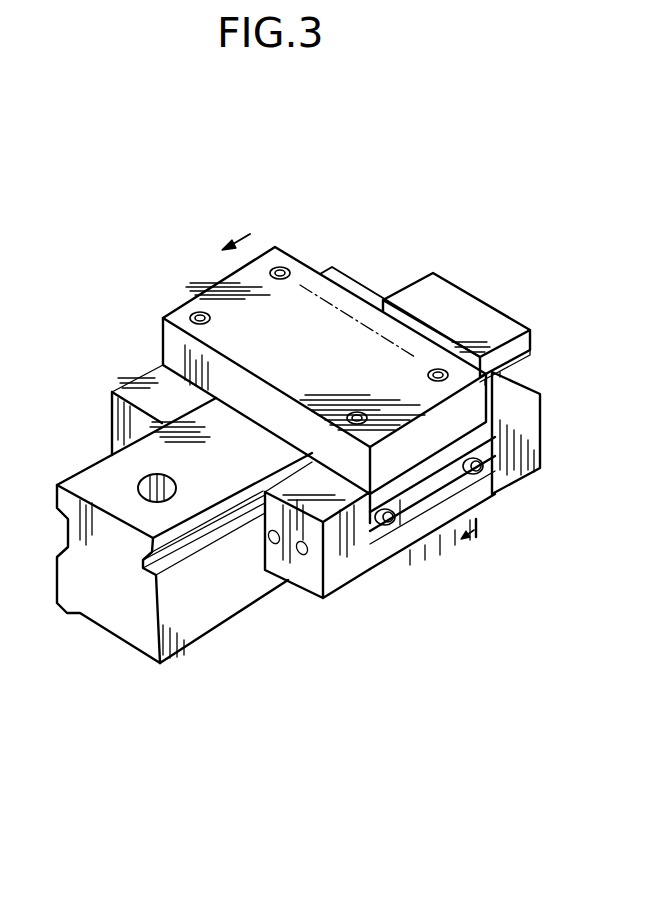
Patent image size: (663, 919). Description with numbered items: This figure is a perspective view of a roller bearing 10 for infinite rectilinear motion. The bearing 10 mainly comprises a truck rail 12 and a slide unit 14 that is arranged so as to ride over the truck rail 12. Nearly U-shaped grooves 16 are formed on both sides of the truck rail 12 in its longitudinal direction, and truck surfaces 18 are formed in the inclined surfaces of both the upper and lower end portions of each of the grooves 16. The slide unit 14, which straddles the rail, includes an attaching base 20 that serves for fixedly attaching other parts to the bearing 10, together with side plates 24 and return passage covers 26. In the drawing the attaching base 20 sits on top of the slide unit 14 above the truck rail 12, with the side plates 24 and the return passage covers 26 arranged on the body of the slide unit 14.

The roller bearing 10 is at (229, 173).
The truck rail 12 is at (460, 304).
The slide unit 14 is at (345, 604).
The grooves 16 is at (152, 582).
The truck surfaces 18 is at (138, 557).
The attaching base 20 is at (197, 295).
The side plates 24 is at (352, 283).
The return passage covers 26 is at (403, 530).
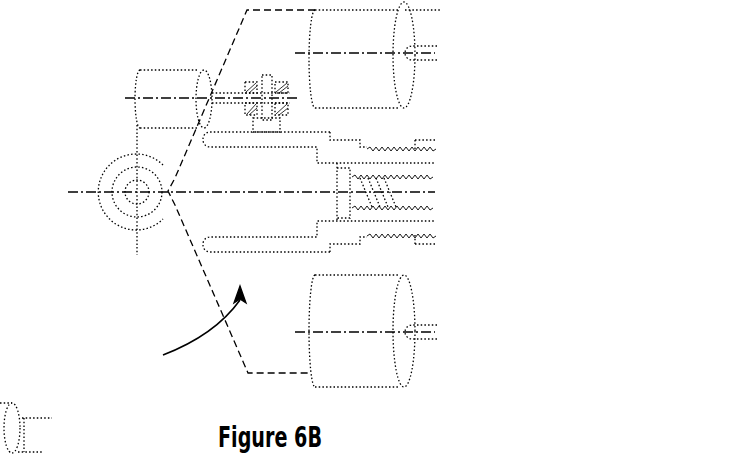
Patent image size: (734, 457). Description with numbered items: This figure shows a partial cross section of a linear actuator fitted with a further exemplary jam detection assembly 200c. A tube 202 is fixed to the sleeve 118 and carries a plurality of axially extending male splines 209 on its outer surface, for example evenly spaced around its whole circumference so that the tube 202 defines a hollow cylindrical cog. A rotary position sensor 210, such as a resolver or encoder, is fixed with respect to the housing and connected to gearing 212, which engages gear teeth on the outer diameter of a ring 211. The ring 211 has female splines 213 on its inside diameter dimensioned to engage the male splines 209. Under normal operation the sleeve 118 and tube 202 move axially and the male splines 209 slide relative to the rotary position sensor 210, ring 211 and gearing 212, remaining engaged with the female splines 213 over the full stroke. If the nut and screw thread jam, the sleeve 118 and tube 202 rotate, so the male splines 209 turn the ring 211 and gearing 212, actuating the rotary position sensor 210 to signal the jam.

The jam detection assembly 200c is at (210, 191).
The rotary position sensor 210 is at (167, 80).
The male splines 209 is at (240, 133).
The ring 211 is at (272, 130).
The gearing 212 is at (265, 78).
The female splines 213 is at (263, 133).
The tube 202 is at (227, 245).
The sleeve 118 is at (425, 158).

------------

Task
Quote every line of the records above verbatim, leaving out the pictures.

Response below
Patent image size: (663, 919). Description with numbered items: This figure is a perspective view of a roller bearing 10 for infinite rectilinear motion. The bearing 10 mainly comprises a truck rail 12 and a slide unit 14 that is arranged so as to ride over the truck rail 12. Nearly U-shaped grooves 16 are formed on both sides of the truck rail 12 in its longitudinal direction, and truck surfaces 18 are formed in the inclined surfaces of both the upper and lower end portions of each of the grooves 16. The slide unit 14, which straddles the rail, includes an attaching base 20 that serves for fixedly attaching other parts to the bearing 10, together with side plates 24 and return passage covers 26. In the drawing the attaching base 20 sits on top of the slide unit 14 above the truck rail 12, with the side plates 24 and the return passage covers 26 arranged on the body of the slide unit 14.

The roller bearing 10 is at (229, 173).
The truck rail 12 is at (460, 304).
The slide unit 14 is at (345, 604).
The grooves 16 is at (152, 582).
The truck surfaces 18 is at (138, 557).
The attaching base 20 is at (197, 295).
The side plates 24 is at (352, 283).
The return passage covers 26 is at (403, 530).
Patent image size: (734, 457). Description with numbered items: This figure shows a partial cross section of a linear actuator fitted with a further exemplary jam detection assembly 200c. A tube 202 is fixed to the sleeve 118 and carries a plurality of axially extending male splines 209 on its outer surface, for example evenly spaced around its whole circumference so that the tube 202 defines a hollow cylindrical cog. A rotary position sensor 210, such as a resolver or encoder, is fixed with respect to the housing and connected to gearing 212, which engages gear teeth on the outer diameter of a ring 211. The ring 211 has female splines 213 on its inside diameter dimensioned to engage the male splines 209. Under normal operation the sleeve 118 and tube 202 move axially and the male splines 209 slide relative to the rotary position sensor 210, ring 211 and gearing 212, remaining engaged with the female splines 213 over the full stroke. If the nut and screw thread jam, the sleeve 118 and tube 202 rotate, so the male splines 209 turn the ring 211 and gearing 212, actuating the rotary position sensor 210 to signal the jam.

The jam detection assembly 200c is at (210, 191).
The rotary position sensor 210 is at (167, 80).
The male splines 209 is at (240, 133).
The ring 211 is at (272, 130).
The gearing 212 is at (265, 78).
The female splines 213 is at (263, 133).
The tube 202 is at (227, 245).
The sleeve 118 is at (425, 158).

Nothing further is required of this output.